++++ Data supplied ++++
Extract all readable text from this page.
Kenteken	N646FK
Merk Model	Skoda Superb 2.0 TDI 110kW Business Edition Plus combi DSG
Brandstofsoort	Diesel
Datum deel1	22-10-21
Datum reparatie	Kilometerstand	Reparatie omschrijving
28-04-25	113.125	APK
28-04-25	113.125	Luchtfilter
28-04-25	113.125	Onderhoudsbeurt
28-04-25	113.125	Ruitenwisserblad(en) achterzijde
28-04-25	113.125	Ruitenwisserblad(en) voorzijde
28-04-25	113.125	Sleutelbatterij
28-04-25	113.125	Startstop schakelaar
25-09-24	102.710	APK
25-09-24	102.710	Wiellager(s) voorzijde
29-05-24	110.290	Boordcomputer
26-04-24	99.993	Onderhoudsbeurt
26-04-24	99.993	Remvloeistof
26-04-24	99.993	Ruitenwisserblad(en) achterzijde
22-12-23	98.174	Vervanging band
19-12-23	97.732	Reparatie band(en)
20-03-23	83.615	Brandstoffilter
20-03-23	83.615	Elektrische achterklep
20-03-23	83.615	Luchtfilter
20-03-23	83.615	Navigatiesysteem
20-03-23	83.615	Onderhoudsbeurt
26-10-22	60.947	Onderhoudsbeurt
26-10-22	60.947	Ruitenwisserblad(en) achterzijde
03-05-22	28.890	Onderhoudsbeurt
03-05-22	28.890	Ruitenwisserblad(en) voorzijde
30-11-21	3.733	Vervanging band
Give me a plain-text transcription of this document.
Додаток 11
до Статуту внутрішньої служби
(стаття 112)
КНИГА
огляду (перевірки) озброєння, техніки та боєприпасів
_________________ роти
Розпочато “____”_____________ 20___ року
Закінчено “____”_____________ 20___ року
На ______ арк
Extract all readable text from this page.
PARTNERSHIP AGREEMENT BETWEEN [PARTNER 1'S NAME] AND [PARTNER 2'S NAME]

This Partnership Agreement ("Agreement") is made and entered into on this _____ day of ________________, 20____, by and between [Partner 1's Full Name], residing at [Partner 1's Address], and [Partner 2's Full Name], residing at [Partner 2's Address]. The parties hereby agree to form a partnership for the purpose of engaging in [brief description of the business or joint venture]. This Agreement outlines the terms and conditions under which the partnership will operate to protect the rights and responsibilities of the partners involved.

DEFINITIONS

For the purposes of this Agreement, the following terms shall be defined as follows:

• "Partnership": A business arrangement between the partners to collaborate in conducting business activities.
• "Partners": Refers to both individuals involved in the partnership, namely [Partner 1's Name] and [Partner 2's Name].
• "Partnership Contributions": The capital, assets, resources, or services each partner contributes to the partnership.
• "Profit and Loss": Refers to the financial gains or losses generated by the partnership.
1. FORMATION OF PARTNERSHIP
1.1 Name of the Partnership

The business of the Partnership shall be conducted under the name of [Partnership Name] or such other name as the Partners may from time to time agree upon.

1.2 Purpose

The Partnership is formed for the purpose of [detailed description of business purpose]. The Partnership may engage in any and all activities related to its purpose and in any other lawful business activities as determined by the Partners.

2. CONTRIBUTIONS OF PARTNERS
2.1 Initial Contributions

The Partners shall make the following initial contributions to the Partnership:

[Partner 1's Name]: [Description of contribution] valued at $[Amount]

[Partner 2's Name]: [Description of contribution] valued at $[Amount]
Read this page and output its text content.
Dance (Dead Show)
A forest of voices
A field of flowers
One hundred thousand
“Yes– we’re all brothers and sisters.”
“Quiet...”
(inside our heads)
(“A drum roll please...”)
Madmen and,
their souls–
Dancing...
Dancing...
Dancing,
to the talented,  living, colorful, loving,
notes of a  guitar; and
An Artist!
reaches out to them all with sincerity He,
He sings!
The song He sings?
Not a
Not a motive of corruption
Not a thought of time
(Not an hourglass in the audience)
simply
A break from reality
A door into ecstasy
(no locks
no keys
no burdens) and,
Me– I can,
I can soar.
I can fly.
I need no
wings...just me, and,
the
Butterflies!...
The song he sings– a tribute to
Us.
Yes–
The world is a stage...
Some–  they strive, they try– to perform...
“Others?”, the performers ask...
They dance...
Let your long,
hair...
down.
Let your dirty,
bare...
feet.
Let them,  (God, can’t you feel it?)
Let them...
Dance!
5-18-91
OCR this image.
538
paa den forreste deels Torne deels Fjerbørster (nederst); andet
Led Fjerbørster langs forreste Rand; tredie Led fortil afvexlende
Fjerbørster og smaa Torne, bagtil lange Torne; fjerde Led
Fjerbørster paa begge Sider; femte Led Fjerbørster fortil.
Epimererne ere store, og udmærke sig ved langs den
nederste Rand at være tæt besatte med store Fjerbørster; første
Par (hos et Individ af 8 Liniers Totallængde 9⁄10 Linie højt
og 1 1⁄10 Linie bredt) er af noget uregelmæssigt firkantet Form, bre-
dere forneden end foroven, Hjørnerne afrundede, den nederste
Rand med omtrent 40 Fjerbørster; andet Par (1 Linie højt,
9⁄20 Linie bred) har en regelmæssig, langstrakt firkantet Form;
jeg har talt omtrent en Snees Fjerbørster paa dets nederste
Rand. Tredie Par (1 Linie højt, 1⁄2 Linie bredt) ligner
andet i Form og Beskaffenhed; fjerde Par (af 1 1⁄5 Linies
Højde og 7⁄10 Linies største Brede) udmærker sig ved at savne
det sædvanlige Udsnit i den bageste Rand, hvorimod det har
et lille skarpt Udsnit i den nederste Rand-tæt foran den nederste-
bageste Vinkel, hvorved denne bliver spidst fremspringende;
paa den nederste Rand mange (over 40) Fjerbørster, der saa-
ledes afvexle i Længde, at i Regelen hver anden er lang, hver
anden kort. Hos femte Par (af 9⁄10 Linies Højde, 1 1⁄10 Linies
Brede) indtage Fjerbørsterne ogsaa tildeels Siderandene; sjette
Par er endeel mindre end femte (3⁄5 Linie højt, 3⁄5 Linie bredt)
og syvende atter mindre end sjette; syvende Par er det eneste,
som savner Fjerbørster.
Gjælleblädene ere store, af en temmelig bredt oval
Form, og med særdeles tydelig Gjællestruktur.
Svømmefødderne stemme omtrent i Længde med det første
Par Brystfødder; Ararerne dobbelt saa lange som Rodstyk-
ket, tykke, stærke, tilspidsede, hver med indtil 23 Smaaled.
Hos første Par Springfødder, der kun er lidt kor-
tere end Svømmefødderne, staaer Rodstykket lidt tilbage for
++++
**Stated goal**
Each line in the material above must be retyped without alteration.

**Full response**
Extract all readable text from this page.
Kenteken	N646FK
Merk Model	Skoda Superb 2.0 TDI 110kW Business Edition Plus combi DSG
Brandstofsoort	Diesel
Datum deel1	22-10-21
Datum reparatie	Kilometerstand	Reparatie omschrijving
28-04-25	113.125	APK
28-04-25	113.125	Luchtfilter
28-04-25	113.125	Onderhoudsbeurt
28-04-25	113.125	Ruitenwisserblad(en) achterzijde
28-04-25	113.125	Ruitenwisserblad(en) voorzijde
28-04-25	113.125	Sleutelbatterij
28-04-25	113.125	Startstop schakelaar
25-09-24	102.710	APK
25-09-24	102.710	Wiellager(s) voorzijde
29-05-24	110.290	Boordcomputer
26-04-24	99.993	Onderhoudsbeurt
26-04-24	99.993	Remvloeistof
26-04-24	99.993	Ruitenwisserblad(en) achterzijde
22-12-23	98.174	Vervanging band
19-12-23	97.732	Reparatie band(en)
20-03-23	83.615	Brandstoffilter
20-03-23	83.615	Elektrische achterklep
20-03-23	83.615	Luchtfilter
20-03-23	83.615	Navigatiesysteem
20-03-23	83.615	Onderhoudsbeurt
26-10-22	60.947	Onderhoudsbeurt
26-10-22	60.947	Ruitenwisserblad(en) achterzijde
03-05-22	28.890	Onderhoudsbeurt
03-05-22	28.890	Ruitenwisserblad(en) voorzijde
30-11-21	3.733	Vervanging band
Give me a plain-text transcription of this document.
Додаток 11
до Статуту внутрішньої служби
(стаття 112)
КНИГА
огляду (перевірки) озброєння, техніки та боєприпасів
_________________ роти
Розпочато “____”_____________ 20___ року
Закінчено “____”_____________ 20___ року
На ______ арк
Extract all readable text from this page.
PARTNERSHIP AGREEMENT BETWEEN [PARTNER 1'S NAME] AND [PARTNER 2'S NAME]

This Partnership Agreement ("Agreement") is made and entered into on this _____ day of ________________, 20____, by and between [Partner 1's Full Name], residing at [Partner 1's Address], and [Partner 2's Full Name], residing at [Partner 2's Address]. The parties hereby agree to form a partnership for the purpose of engaging in [brief description of the business or joint venture]. This Agreement outlines the terms and conditions under which the partnership will operate to protect the rights and responsibilities of the partners involved.

DEFINITIONS

For the purposes of this Agreement, the following terms shall be defined as follows:

• "Partnership": A business arrangement between the partners to collaborate in conducting business activities.
• "Partners": Refers to both individuals involved in the partnership, namely [Partner 1's Name] and [Partner 2's Name].
• "Partnership Contributions": The capital, assets, resources, or services each partner contributes to the partnership.
• "Profit and Loss": Refers to the financial gains or losses generated by the partnership.
1. FORMATION OF PARTNERSHIP
1.1 Name of the Partnership

The business of the Partnership shall be conducted under the name of [Partnership Name] or such other name as the Partners may from time to time agree upon.

1.2 Purpose

The Partnership is formed for the purpose of [detailed description of business purpose]. The Partnership may engage in any and all activities related to its purpose and in any other lawful business activities as determined by the Partners.

2. CONTRIBUTIONS OF PARTNERS
2.1 Initial Contributions

The Partners shall make the following initial contributions to the Partnership:

[Partner 1's Name]: [Description of contribution] valued at $[Amount]

[Partner 2's Name]: [Description of contribution] valued at $[Amount]
Read this page and output its text content.
Dance (Dead Show)
A forest of voices
A field of flowers
One hundred thousand
“Yes– we’re all brothers and sisters.”
“Quiet...”
(inside our heads)
(“A drum roll please...”)
Madmen and,
their souls–
Dancing...
Dancing...
Dancing,
to the talented,  living, colorful, loving,
notes of a  guitar; and
An Artist!
reaches out to them all with sincerity He,
He sings!
The song He sings?
Not a
Not a motive of corruption
Not a thought of time
(Not an hourglass in the audience)
simply
A break from reality
A door into ecstasy
(no locks
no keys
no burdens) and,
Me– I can,
I can soar.
I can fly.
I need no
wings...just me, and,
the
Butterflies!...
The song he sings– a tribute to
Us.
Yes–
The world is a stage...
Some–  they strive, they try– to perform...
“Others?”, the performers ask...
They dance...
Let your long,
hair...
down.
Let your dirty,
bare...
feet.
Let them,  (God, can’t you feel it?)
Let them...
Dance!
5-18-91
OCR this image.
538
paa den forreste deels Torne deels Fjerbørster (nederst); andet
Led Fjerbørster langs forreste Rand; tredie Led fortil afvexlende
Fjerbørster og smaa Torne, bagtil lange Torne; fjerde Led
Fjerbørster paa begge Sider; femte Led Fjerbørster fortil.
Epimererne ere store, og udmærke sig ved langs den
nederste Rand at være tæt besatte med store Fjerbørster; første
Par (hos et Individ af 8 Liniers Totallængde 9⁄10 Linie højt
og 1 1⁄10 Linie bredt) er af noget uregelmæssigt firkantet Form, bre-
dere forneden end foroven, Hjørnerne afrundede, den nederste
Rand med omtrent 40 Fjerbørster; andet Par (1 Linie højt,
9⁄20 Linie bred) har en regelmæssig, langstrakt firkantet Form;
jeg har talt omtrent en Snees Fjerbørster paa dets nederste
Rand. Tredie Par (1 Linie højt, 1⁄2 Linie bredt) ligner
andet i Form og Beskaffenhed; fjerde Par (af 1 1⁄5 Linies
Højde og 7⁄10 Linies største Brede) udmærker sig ved at savne
det sædvanlige Udsnit i den bageste Rand, hvorimod det har
et lille skarpt Udsnit i den nederste Rand-tæt foran den nederste-
bageste Vinkel, hvorved denne bliver spidst fremspringende;
paa den nederste Rand mange (over 40) Fjerbørster, der saa-
ledes afvexle i Længde, at i Regelen hver anden er lang, hver
anden kort. Hos femte Par (af 9⁄10 Linies Højde, 1 1⁄10 Linies
Brede) indtage Fjerbørsterne ogsaa tildeels Siderandene; sjette
Par er endeel mindre end femte (3⁄5 Linie højt, 3⁄5 Linie bredt)
og syvende atter mindre end sjette; syvende Par er det eneste,
som savner Fjerbørster.
Gjælleblädene ere store, af en temmelig bredt oval
Form, og med særdeles tydelig Gjællestruktur.
Svømmefødderne stemme omtrent i Længde med det første
Par Brystfødder; Ararerne dobbelt saa lange som Rodstyk-
ket, tykke, stærke, tilspidsede, hver med indtil 23 Smaaled.
Hos første Par Springfødder, der kun er lidt kor-
tere end Svømmefødderne, staaer Rodstykket lidt tilbage for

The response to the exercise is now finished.